[Records excerpted from a collection]
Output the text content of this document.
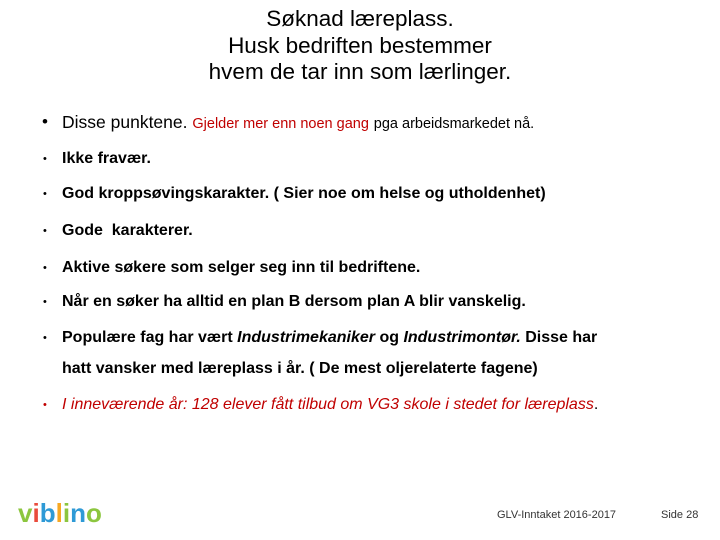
Søknad læreplass.
Husk bedriften bestemmer
hvem de tar inn som lærlinger.
• Disse punktene. Gjelder mer enn noen gang pga arbeidsmarkedet nå.
• Ikke fravær.
• God kroppsøvingskarakter. ( Sier noe om helse og utholdenhet)
• Gode  karakterer.
• Aktive søkere som selger seg inn til bedriftene.
• Når en søker ha alltid en plan B dersom plan A blir vanskelig.
• Populære fag har vært Industrimekaniker og Industrimontør. Disse har
hatt vansker med læreplass i år. ( De mest oljerelaterte fagene)
• I inneværende år: 128 elever fått tilbud om VG3 skole i stedet for læreplass.
viblino	GLV-Inntaket 2016-2017	Side 28
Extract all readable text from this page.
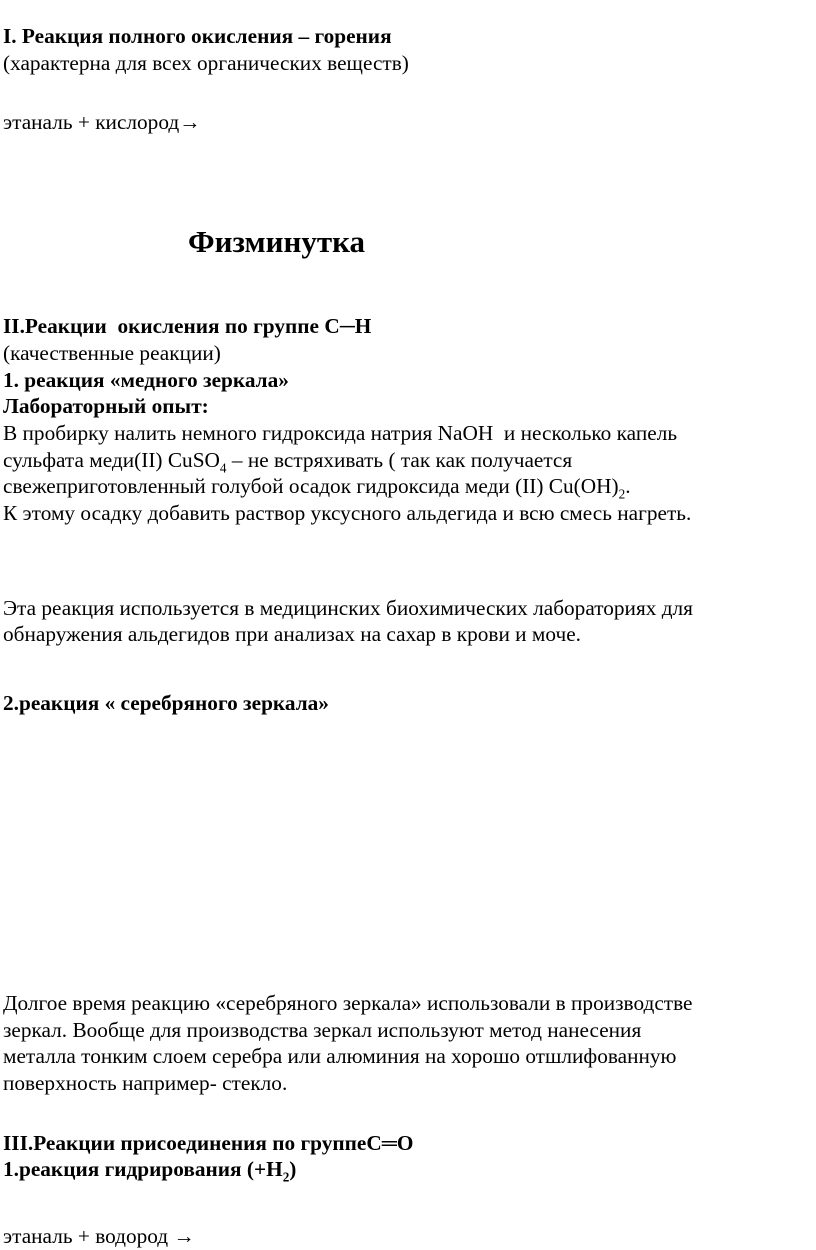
I. Реакция полного окисления – горения

(характерна для всех органических веществ)

этаналь + кислород→

Физминутка

II.Реакции  окисления по группе С─Н

(качественные реакции)

1. реакция «медного зеркала»

Лабораторный опыт:

В пробирку налить немного гидроксида натрия NaOH  и несколько капель
сульфата меди(II) CuSO$_4$ – не встряхивать ( так как получается
свежеприготовленный голубой осадок гидроксида меди (II) $Cu(OH)_2$.
К этому осадку добавить раствор уксусного альдегида и всю смесь нагреть.
Эта реакция используется в медицинских биохимических лабораториях для
обнаружения альдегидов при анализах на сахар в крови и моче.

2.реакция « серебряного зеркала»

Долгое время реакцию «серебряного зеркала» использовали в производстве
зеркал. Вообще для производства зеркал используют метод нанесения
металла тонким слоем серебра или алюминия на хорошо отшлифованную
поверхность например- стекло.

III.Реакции присоединения по группеС═О

1.реакция гидрирования $(+Н_2)$

этаналь + водород →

--- Direction ---
Copy and report every line where the word "серебряного" is present.

--- In response ---
2.реакция « серебряного зеркала»
Долгое время реакцию «серебряного зеркала» использовали в производстве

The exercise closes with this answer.